Collected data entries

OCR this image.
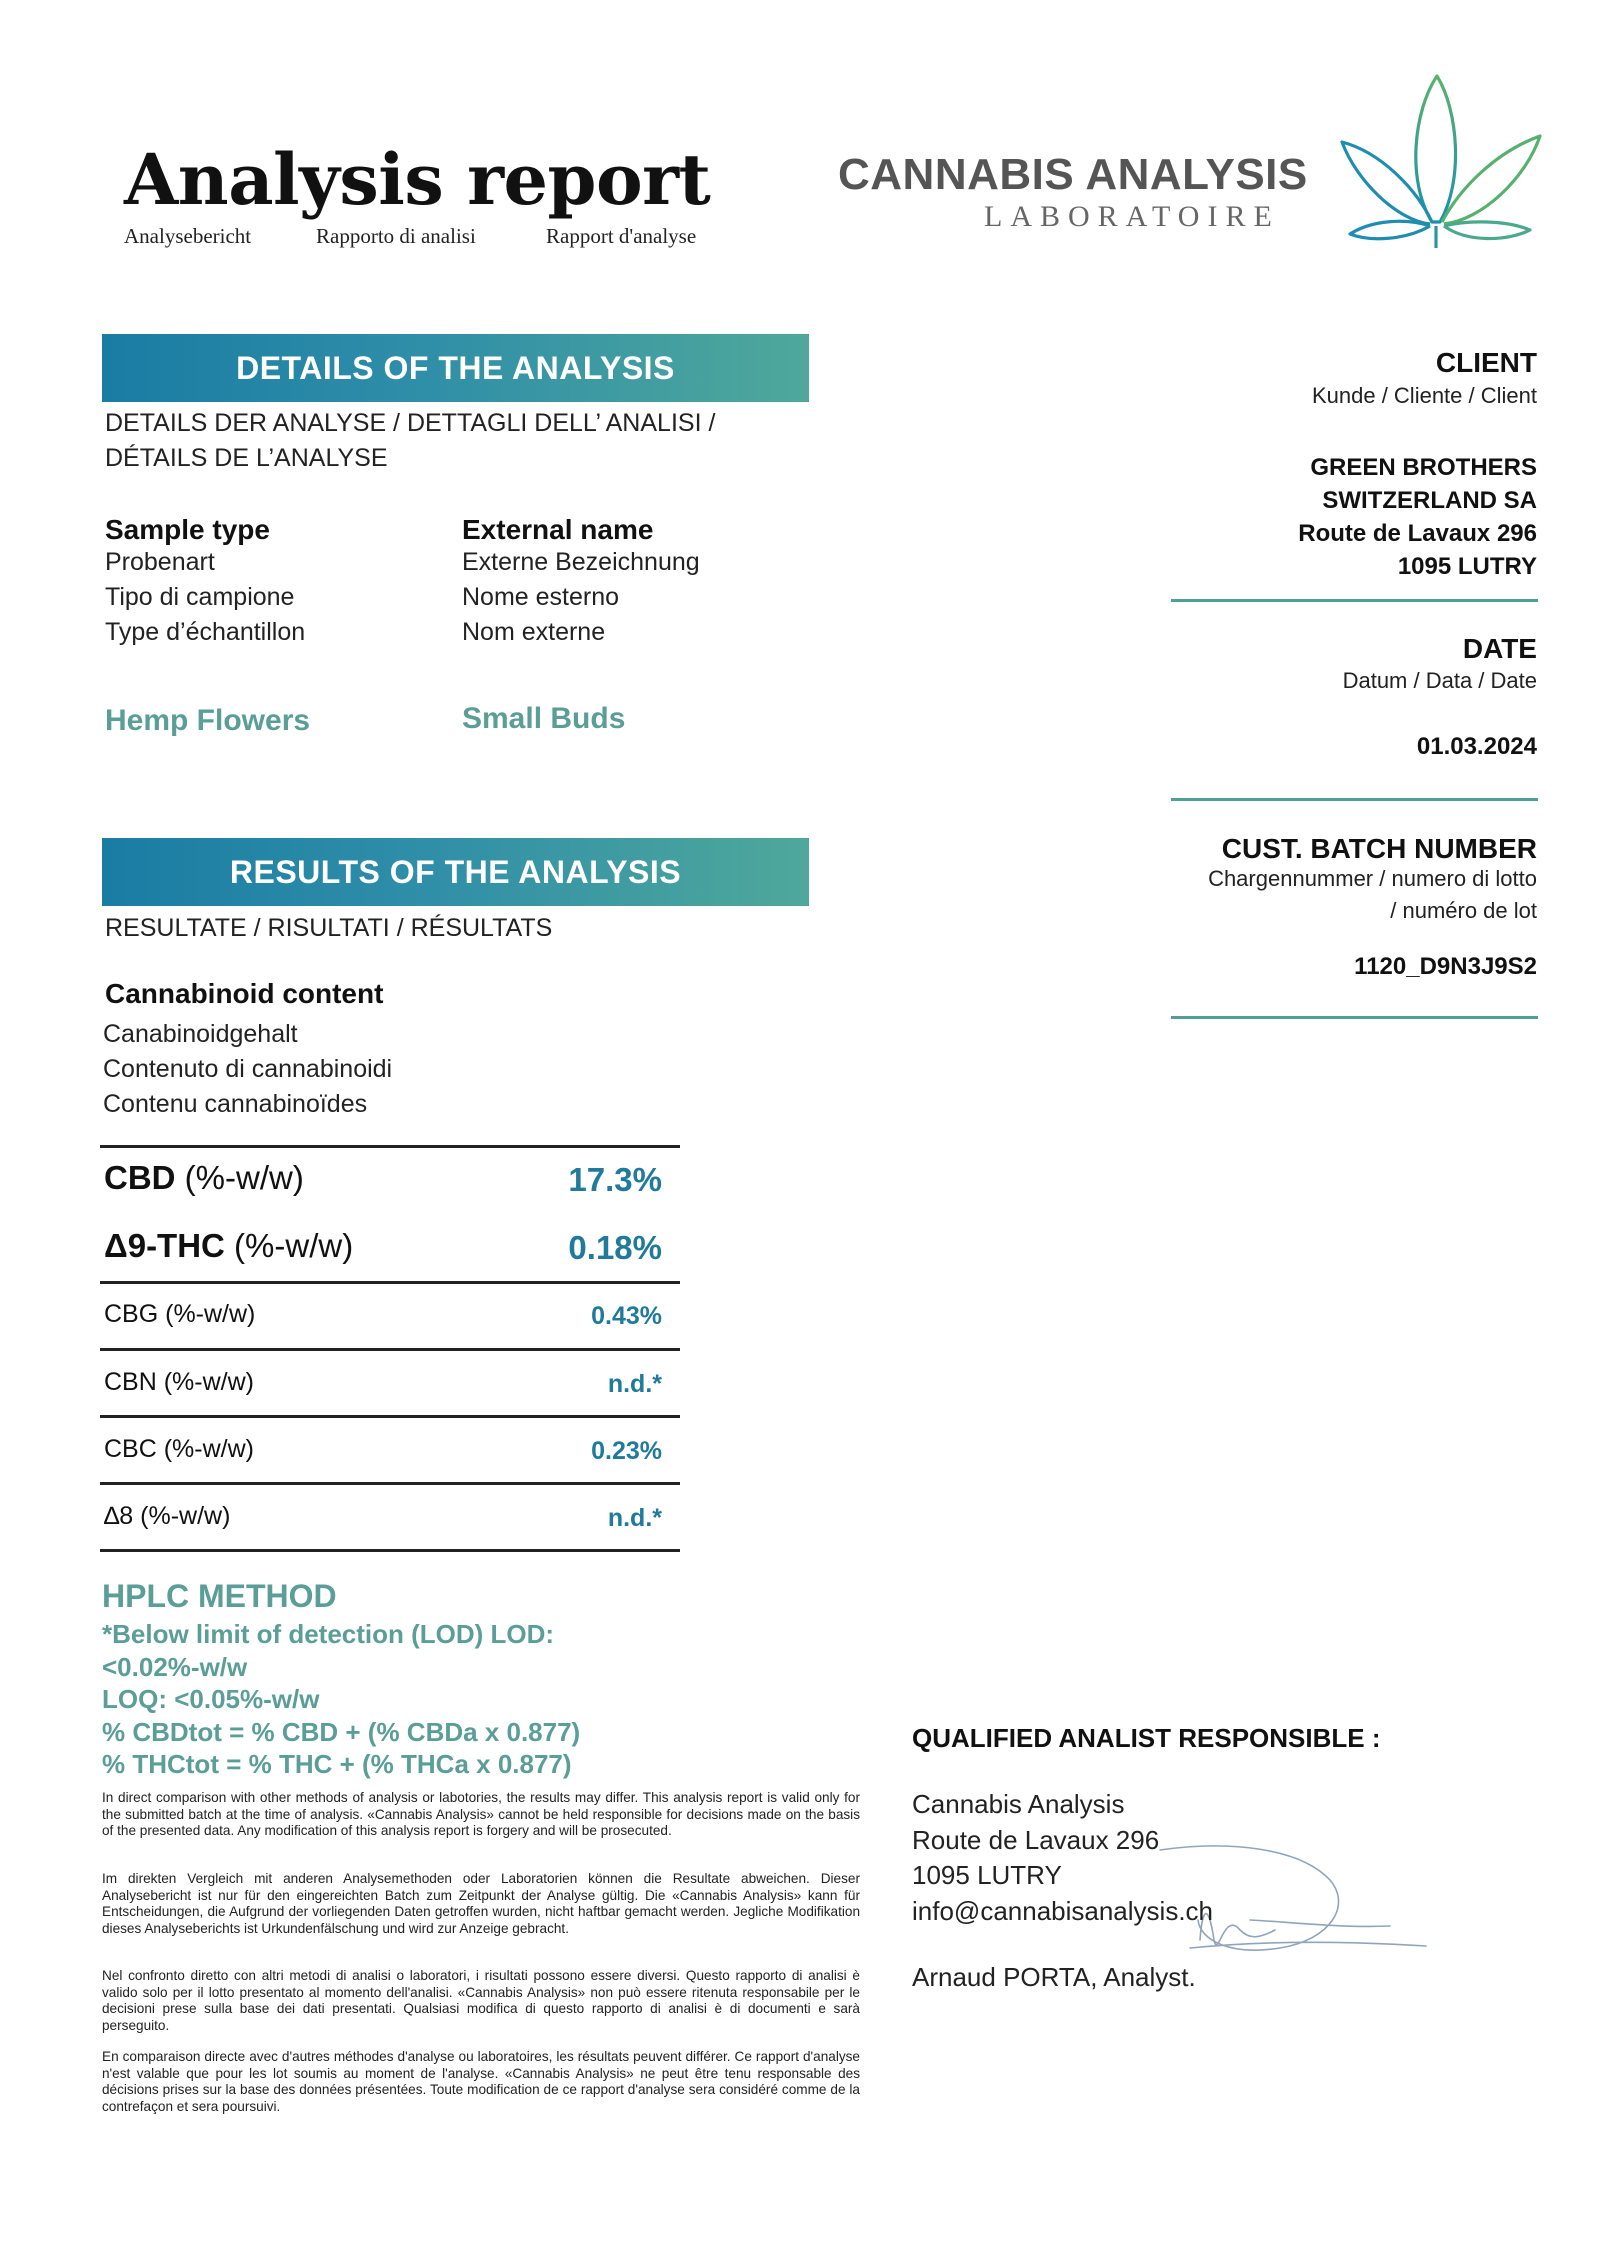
Analysis report
Analysebericht	Rapporto di analisi	Rapport d'analyse
CANNABIS ANALYSIS
LABORATOIRE
DETAILS OF THE ANALYSIS
DETAILS DER ANALYSE / DETTAGLI DELL’ ANALISI /
DÉTAILS DE L’ANALYSE
Sample type
Probenart
Tipo di campione
Type d’échantillon
Hemp Flowers
External name
Externe Bezeichnung
Nome esterno
Nom externe
Small Buds
RESULTS OF THE ANALYSIS
RESULTATE / RISULTATI / RÉSULTATS
Cannabinoid content
Canabinoidgehalt
Contenuto di cannabinoidi
Contenu cannabinoïdes
CBD (%-w/w)	17.3%
Δ9-THC (%-w/w)	0.18%
CBG (%-w/w)	0.43%
CBN (%-w/w)	n.d.*
CBC (%-w/w)	0.23%
∆8 (%-w/w)	n.d.*
HPLC METHOD
*Below limit of detection (LOD) LOD:
<0.02%-w/w
LOQ: <0.05%-w/w
% CBDtot = % CBD + (% CBDa x 0.877)
% THCtot = % THC + (% THCa x 0.877)
In direct comparison with other methods of analysis or labotories, the results may differ. This analysis report is valid only for the submitted batch at the time of analysis. «Cannabis Analysis» cannot be held responsible for decisions made on the basis of the presented data. Any modification of this analysis report is forgery and will be prosecuted.
Im direkten Vergleich mit anderen Analysemethoden oder Laboratorien können die Resultate abweichen. Dieser Analysebericht ist nur für den eingereichten Batch zum Zeitpunkt der Analyse gültig. Die «Cannabis Analysis» kann für Entscheidungen, die Aufgrund der vorliegenden Daten getroffen wurden, nicht haftbar gemacht werden. Jegliche Modifikation dieses Analyseberichts ist Urkundenfälschung und wird zur Anzeige gebracht.
Nel confronto diretto con altri metodi di analisi o laboratori, i risultati possono essere diversi. Questo rapporto di analisi è valido solo per il lotto presentato al momento dell'analisi. «Cannabis Analysis» non può essere ritenuta responsabile per le decisioni prese sulla base dei dati presentati. Qualsiasi modifica di questo rapporto di analisi è di documenti e sarà perseguito.
En comparaison directe avec d'autres méthodes d'analyse ou laboratoires, les résultats peuvent différer. Ce rapport d'analyse n'est valable que pour les lot soumis au moment de l'analyse. «Cannabis Analysis» ne peut être tenu responsable des décisions prises sur la base des données présentées. Toute modification de ce rapport d'analyse sera considéré comme de la contrefaçon et sera poursuivi.
CLIENT
Kunde / Cliente / Client
GREEN BROTHERS
SWITZERLAND SA
Route de Lavaux 296
1095 LUTRY
DATE
Datum / Data / Date
01.03.2024
CUST. BATCH NUMBER
Chargennummer / numero di lotto
/ numéro de lot
1120_D9N3J9S2
QUALIFIED ANALIST RESPONSIBLE :
Cannabis Analysis
Route de Lavaux 296
1095 LUTRY
info@cannabisanalysis.ch
Arnaud PORTA, Analyst.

* _TASK PROMPT_: Return from the data every line that holds "lotto".

* _REPLY_:
Nel confronto diretto con altri metodi di analisi o laboratori, i risultati possono essere diversi. Questo rapporto di analisi è valido solo per il lotto presentato al momento dell'analisi. «Cannabis Analysis» non può essere ritenuta responsabile per le decisioni prese sulla base dei dati presentati. Qualsiasi modifica di questo rapporto di analisi è di documenti e sarà perseguito.
Chargennummer / numero di lotto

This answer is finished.